#### [DATA PROVIDED]
↓

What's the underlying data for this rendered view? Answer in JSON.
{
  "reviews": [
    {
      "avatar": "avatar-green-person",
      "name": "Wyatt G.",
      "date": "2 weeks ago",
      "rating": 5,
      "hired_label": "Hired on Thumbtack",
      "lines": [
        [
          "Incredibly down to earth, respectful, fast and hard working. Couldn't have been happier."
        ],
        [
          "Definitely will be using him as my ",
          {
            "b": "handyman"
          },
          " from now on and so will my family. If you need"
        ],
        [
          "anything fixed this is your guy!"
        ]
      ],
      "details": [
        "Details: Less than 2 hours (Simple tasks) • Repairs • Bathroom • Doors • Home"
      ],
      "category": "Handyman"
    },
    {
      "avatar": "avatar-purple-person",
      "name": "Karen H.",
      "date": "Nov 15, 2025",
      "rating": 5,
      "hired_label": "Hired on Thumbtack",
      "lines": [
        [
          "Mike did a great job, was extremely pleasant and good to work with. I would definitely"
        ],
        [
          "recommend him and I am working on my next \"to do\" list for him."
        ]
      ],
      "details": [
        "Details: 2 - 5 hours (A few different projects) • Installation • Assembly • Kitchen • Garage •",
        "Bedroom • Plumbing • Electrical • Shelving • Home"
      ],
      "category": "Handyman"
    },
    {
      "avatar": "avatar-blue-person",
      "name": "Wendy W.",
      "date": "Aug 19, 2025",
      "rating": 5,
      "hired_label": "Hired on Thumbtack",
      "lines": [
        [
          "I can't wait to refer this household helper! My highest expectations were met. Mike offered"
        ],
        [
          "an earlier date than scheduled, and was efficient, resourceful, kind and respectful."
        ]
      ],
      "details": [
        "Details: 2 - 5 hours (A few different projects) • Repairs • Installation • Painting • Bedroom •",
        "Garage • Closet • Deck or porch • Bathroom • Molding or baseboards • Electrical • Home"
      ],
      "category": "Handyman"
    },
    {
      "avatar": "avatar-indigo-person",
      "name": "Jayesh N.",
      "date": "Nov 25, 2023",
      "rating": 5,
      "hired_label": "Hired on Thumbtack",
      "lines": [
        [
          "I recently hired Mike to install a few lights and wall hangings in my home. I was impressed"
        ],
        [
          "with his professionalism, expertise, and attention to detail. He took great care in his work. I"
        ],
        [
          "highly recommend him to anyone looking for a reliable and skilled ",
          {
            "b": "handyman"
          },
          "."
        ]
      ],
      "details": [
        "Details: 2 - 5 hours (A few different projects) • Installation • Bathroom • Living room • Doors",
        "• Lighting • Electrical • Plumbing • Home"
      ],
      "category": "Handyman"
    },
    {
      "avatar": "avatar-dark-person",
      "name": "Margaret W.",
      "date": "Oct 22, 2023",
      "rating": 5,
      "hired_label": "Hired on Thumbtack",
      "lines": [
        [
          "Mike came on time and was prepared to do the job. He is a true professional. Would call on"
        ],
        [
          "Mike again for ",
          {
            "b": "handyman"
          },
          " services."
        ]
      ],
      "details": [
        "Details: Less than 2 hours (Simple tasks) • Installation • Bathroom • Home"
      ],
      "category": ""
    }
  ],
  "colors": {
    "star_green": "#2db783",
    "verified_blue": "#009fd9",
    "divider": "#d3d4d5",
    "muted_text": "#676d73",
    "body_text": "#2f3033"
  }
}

↑

Repeat each record exactly, leaving nothing out.

What's the underlying data for this rendered view? Answer in JSON.
{
  "reviews": [
    {
      "avatar": "avatar-green-person",
      "name": "Wyatt G.",
      "date": "2 weeks ago",
      "rating": 5,
      "hired_label": "Hired on Thumbtack",
      "lines": [
        [
          "Incredibly down to earth, respectful, fast and hard working. Couldn't have been happier."
        ],
        [
          "Definitely will be using him as my ",
          {
            "b": "handyman"
          },
          " from now on and so will my family. If you need"
        ],
        [
          "anything fixed this is your guy!"
        ]
      ],
      "details": [
        "Details: Less than 2 hours (Simple tasks) • Repairs • Bathroom • Doors • Home"
      ],
      "category": "Handyman"
    },
    {
      "avatar": "avatar-purple-person",
      "name": "Karen H.",
      "date": "Nov 15, 2025",
      "rating": 5,
      "hired_label": "Hired on Thumbtack",
      "lines": [
        [
          "Mike did a great job, was extremely pleasant and good to work with. I would definitely"
        ],
        [
          "recommend him and I am working on my next \"to do\" list for him."
        ]
      ],
      "details": [
        "Details: 2 - 5 hours (A few different projects) • Installation • Assembly • Kitchen • Garage •",
        "Bedroom • Plumbing • Electrical • Shelving • Home"
      ],
      "category": "Handyman"
    },
    {
      "avatar": "avatar-blue-person",
      "name": "Wendy W.",
      "date": "Aug 19, 2025",
      "rating": 5,
      "hired_label": "Hired on Thumbtack",
      "lines": [
        [
          "I can't wait to refer this household helper! My highest expectations were met. Mike offered"
        ],
        [
          "an earlier date than scheduled, and was efficient, resourceful, kind and respectful."
        ]
      ],
      "details": [
        "Details: 2 - 5 hours (A few different projects) • Repairs • Installation • Painting • Bedroom •",
        "Garage • Closet • Deck or porch • Bathroom • Molding or baseboards • Electrical • Home"
      ],
      "category": "Handyman"
    },
    {
      "avatar": "avatar-indigo-person",
      "name": "Jayesh N.",
      "date": "Nov 25, 2023",
      "rating": 5,
      "hired_label": "Hired on Thumbtack",
      "lines": [
        [
          "I recently hired Mike to install a few lights and wall hangings in my home. I was impressed"
        ],
        [
          "with his professionalism, expertise, and attention to detail. He took great care in his work. I"
        ],
        [
          "highly recommend him to anyone looking for a reliable and skilled ",
          {
            "b": "handyman"
          },
          "."
        ]
      ],
      "details": [
        "Details: 2 - 5 hours (A few different projects) • Installation • Bathroom • Living room • Doors",
        "• Lighting • Electrical • Plumbing • Home"
      ],
      "category": "Handyman"
    },
    {
      "avatar": "avatar-dark-person",
      "name": "Margaret W.",
      "date": "Oct 22, 2023",
      "rating": 5,
      "hired_label": "Hired on Thumbtack",
      "lines": [
        [
          "Mike came on time and was prepared to do the job. He is a true professional. Would call on"
        ],
        [
          "Mike again for ",
          {
            "b": "handyman"
          },
          " services."
        ]
      ],
      "details": [
        "Details: Less than 2 hours (Simple tasks) • Installation • Bathroom • Home"
      ],
      "category": ""
    }
  ],
  "colors": {
    "star_green": "#2db783",
    "verified_blue": "#009fd9",
    "divider": "#d3d4d5",
    "muted_text": "#676d73",
    "body_text": "#2f3033"
  }
}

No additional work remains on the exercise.